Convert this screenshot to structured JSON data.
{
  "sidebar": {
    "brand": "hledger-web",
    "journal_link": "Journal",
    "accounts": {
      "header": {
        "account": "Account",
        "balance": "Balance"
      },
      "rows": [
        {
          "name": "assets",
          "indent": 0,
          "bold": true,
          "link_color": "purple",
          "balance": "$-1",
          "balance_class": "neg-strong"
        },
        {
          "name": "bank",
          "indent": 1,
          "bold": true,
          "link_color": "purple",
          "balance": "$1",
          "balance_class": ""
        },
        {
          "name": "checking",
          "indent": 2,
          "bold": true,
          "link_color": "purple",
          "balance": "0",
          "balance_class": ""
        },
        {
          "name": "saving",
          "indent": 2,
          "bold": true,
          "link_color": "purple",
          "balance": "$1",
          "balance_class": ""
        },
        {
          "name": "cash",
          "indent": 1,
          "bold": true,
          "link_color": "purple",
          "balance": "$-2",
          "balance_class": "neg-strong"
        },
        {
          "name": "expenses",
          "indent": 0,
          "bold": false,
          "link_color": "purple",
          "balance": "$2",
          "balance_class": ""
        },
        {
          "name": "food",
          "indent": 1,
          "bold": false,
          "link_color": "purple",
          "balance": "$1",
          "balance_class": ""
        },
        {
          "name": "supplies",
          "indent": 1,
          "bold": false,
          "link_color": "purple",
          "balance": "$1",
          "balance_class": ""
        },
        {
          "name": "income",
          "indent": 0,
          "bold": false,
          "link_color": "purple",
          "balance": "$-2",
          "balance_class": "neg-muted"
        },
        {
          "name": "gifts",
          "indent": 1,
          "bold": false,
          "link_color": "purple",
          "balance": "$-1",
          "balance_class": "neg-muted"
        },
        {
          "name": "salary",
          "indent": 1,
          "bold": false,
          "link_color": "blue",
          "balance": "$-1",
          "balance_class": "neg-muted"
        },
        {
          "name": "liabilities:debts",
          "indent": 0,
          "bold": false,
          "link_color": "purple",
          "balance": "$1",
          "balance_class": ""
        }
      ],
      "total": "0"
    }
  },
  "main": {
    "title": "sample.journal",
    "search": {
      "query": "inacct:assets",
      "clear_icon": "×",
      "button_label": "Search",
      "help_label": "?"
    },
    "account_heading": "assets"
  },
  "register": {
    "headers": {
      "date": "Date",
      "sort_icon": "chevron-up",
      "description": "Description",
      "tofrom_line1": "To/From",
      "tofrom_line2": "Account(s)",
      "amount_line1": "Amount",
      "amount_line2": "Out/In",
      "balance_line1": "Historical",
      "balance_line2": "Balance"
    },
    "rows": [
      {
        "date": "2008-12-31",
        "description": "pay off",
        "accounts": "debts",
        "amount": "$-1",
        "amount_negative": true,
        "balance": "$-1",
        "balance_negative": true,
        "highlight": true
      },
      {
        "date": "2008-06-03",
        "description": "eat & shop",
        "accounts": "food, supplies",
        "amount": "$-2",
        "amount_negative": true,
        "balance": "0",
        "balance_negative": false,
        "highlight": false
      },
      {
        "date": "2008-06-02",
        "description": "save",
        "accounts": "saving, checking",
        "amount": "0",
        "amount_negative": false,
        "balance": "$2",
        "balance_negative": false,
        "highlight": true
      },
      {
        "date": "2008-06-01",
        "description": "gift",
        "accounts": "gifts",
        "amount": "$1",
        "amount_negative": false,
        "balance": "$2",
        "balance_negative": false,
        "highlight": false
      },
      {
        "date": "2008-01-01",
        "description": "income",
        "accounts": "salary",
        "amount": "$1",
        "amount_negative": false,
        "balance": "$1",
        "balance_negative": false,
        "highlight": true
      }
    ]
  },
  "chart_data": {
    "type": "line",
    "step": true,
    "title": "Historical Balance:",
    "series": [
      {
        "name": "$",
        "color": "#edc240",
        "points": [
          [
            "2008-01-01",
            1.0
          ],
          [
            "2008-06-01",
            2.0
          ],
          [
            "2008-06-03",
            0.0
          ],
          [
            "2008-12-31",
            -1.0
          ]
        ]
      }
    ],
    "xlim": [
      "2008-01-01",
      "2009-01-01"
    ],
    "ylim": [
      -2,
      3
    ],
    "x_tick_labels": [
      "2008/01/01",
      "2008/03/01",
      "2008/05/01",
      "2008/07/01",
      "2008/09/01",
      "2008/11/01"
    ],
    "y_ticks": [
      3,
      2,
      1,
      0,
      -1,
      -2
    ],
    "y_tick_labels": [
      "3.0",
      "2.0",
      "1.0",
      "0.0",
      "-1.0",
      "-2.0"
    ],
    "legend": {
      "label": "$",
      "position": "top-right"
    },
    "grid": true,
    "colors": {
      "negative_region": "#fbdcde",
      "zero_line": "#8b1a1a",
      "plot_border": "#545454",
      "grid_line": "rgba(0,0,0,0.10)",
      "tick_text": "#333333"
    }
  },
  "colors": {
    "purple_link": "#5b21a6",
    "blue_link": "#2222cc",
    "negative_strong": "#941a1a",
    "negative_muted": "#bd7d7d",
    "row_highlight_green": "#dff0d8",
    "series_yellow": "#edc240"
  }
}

^^^^^^^^

* _Requirement_
Report only the count of lines that include the string "accounts".

* _Response to the exercise_
6